Say how many lines include the word "Solutions". Reply with nothing but the number.

★ ★ ★ ★ ★ ★ ★

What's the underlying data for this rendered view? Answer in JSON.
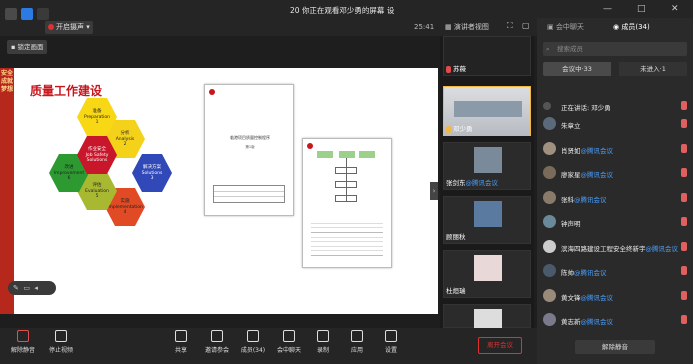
{
  "window": {
    "title": "你正在观看邓少勇的屏幕",
    "badge": "20",
    "view_label": "设",
    "recording": "开启摄声",
    "timer": "25:41",
    "fix_view": "锁定画面",
    "layout_label": "演讲者视图",
    "participants_tab": "成员(34)",
    "chat_tab": "会中聊天"
  },
  "slide": {
    "title": "质量工作建设",
    "band_text": "安全成就梦想",
    "hexes": [
      {
        "cn": "准备",
        "en": "Preparation",
        "n": "1",
        "color": "#f8d814"
      },
      {
        "cn": "分析",
        "en": "Analysis",
        "n": "2",
        "color": "#f4d21a"
      },
      {
        "cn": "解决方案",
        "en": "Solutions",
        "n": "3",
        "color": "#3048b8"
      },
      {
        "cn": "实施",
        "en": "Implementation",
        "n": "4",
        "color": "#e04a24"
      },
      {
        "cn": "评估",
        "en": "Evaluation",
        "n": "5",
        "color": "#a8b830"
      },
      {
        "cn": "改进",
        "en": "Improvement",
        "n": "6",
        "color": "#2c9a30"
      },
      {
        "cn": "作业安全",
        "en": "Job Safety Solutions",
        "n": "",
        "color": "#c8162a"
      }
    ],
    "doc1_title": "临港项目质量控制程序",
    "doc1_sub": "第1版"
  },
  "videos": [
    {
      "name": "苏薇",
      "hl": ""
    },
    {
      "name": "邓少勇",
      "hl": ""
    },
    {
      "name": "张剑东",
      "hl": "@腾讯会议"
    },
    {
      "name": "顾丽秋",
      "hl": ""
    },
    {
      "name": "杜烜瑞",
      "hl": ""
    },
    {
      "name": "",
      "hl": ""
    }
  ],
  "panel": {
    "search_placeholder": "搜索成员",
    "seg_in": "会议中·33",
    "seg_out": "未进入·1",
    "speaking": "正在讲话: 邓少勇",
    "members": [
      {
        "name": "朱章立",
        "hl": ""
      },
      {
        "name": "肖贤如",
        "hl": "@腾讯会议"
      },
      {
        "name": "廖家星",
        "hl": "@腾讯会议"
      },
      {
        "name": "张科",
        "hl": "@腾讯会议"
      },
      {
        "name": "钟声明",
        "hl": ""
      },
      {
        "name": "滨海四路建设工程安全终新宇",
        "hl": "@腾讯会议"
      },
      {
        "name": "陈帅",
        "hl": "@腾讯会议"
      },
      {
        "name": "黄文锋",
        "hl": "@腾讯会议"
      },
      {
        "name": "黄志新",
        "hl": "@腾讯会议"
      }
    ],
    "unmute_all": "解除静音"
  },
  "toolbar": {
    "items": [
      {
        "label": "解除静音",
        "icon": "mic-off-icon"
      },
      {
        "label": "停止视频",
        "icon": "camera-icon"
      },
      {
        "label": "共享",
        "icon": "share-icon"
      },
      {
        "label": "邀请参会",
        "icon": "invite-icon"
      },
      {
        "label": "成员(34)",
        "icon": "members-icon"
      },
      {
        "label": "会中聊天",
        "icon": "chat-icon"
      },
      {
        "label": "录制",
        "icon": "record-icon"
      },
      {
        "label": "应用",
        "icon": "apps-icon"
      },
      {
        "label": "设置",
        "icon": "settings-icon"
      }
    ],
    "end": "离开会议"
  },
  "colors": {
    "accent": "#4aa0ff",
    "end": "#e03030"
  }
}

★ ★ ★ ★ ★ ★ ★

▸ RESULT OF THIS EXERCISE:
2